Written instruction: Look over the lines below. Report each one that includes the string "this".

## start

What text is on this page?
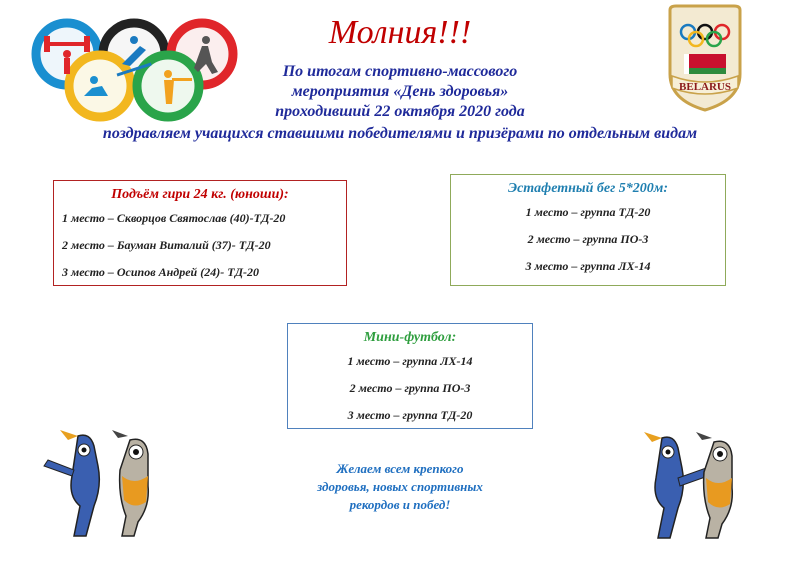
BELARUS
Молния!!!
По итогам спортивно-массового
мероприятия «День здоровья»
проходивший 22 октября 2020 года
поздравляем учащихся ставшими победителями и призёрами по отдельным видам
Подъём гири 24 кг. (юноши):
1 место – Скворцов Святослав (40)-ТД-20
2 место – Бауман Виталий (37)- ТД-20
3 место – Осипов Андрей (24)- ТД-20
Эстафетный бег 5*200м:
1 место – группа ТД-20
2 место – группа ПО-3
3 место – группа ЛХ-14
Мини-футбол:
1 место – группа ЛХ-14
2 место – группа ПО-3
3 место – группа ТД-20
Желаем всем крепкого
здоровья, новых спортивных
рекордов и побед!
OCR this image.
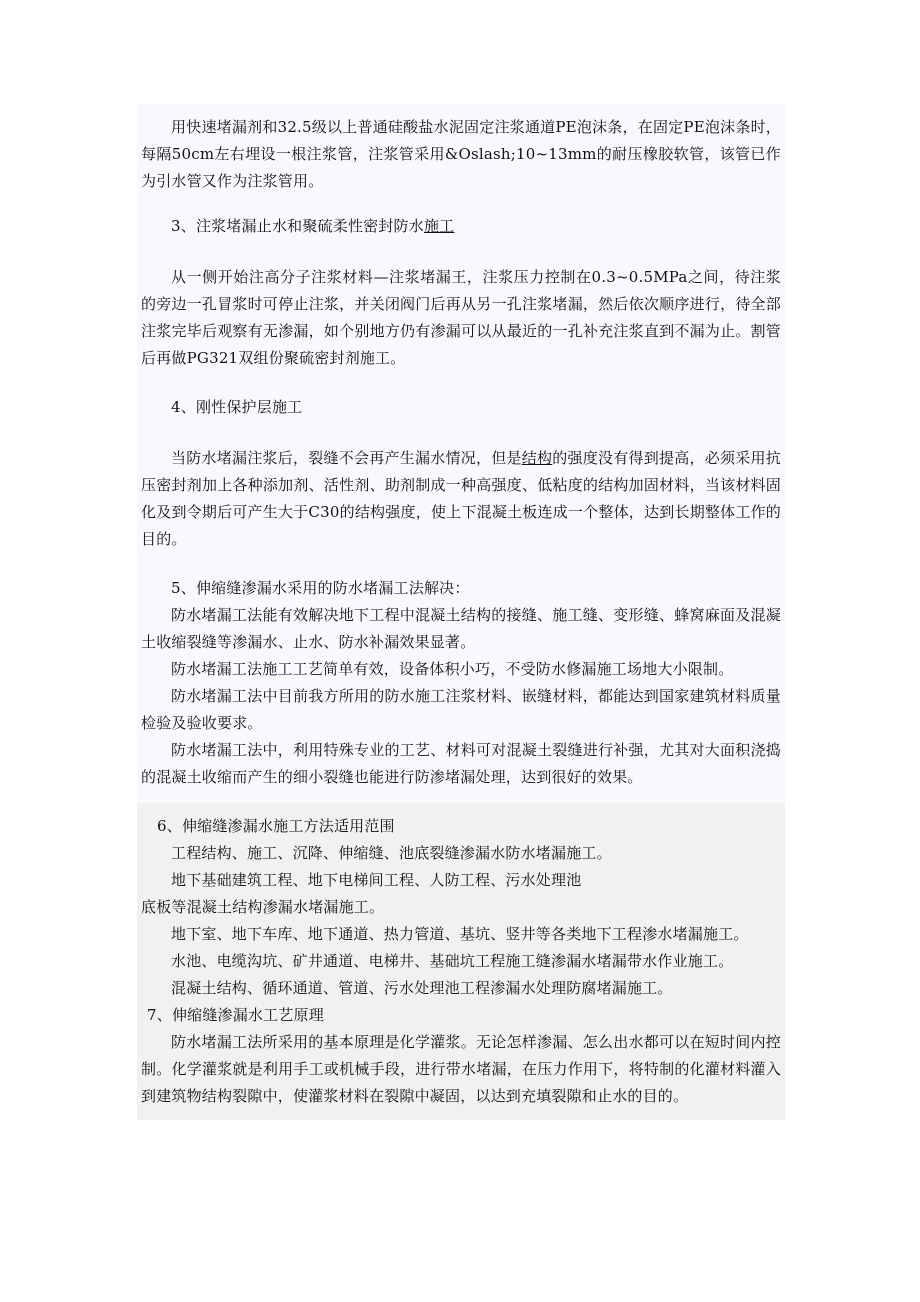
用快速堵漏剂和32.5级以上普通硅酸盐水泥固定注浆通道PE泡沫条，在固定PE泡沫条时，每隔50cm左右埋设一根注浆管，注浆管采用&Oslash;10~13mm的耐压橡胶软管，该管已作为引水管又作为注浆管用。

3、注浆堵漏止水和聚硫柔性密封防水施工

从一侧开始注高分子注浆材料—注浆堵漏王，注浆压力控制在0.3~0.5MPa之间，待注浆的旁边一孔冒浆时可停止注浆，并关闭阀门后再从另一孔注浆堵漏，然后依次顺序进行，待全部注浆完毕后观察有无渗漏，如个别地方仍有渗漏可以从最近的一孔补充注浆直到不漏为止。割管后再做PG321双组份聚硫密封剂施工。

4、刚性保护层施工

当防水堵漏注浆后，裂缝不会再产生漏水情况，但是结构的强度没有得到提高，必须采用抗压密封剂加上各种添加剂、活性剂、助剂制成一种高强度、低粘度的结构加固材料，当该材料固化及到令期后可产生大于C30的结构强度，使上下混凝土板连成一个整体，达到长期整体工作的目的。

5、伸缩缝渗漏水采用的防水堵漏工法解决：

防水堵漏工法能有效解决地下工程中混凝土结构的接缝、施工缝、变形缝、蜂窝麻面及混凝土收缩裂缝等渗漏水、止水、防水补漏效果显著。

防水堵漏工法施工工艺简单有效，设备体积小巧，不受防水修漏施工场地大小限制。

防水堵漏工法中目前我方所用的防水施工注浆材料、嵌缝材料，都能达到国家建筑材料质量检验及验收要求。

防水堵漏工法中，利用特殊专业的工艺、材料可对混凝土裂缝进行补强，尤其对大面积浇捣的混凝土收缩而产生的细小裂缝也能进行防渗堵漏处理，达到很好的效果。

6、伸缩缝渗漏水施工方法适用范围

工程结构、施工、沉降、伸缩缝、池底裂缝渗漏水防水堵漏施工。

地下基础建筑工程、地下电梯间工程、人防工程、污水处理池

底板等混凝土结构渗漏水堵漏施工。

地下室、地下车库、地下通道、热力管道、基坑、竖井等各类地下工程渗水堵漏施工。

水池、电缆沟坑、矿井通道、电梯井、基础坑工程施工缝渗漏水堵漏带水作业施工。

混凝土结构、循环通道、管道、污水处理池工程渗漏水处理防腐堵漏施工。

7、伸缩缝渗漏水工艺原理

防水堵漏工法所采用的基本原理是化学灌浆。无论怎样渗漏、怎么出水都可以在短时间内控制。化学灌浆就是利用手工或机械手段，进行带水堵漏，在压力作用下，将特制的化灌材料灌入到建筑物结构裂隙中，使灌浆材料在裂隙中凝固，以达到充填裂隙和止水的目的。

## end

Expected answer:
What text is on this page?
OCR this image.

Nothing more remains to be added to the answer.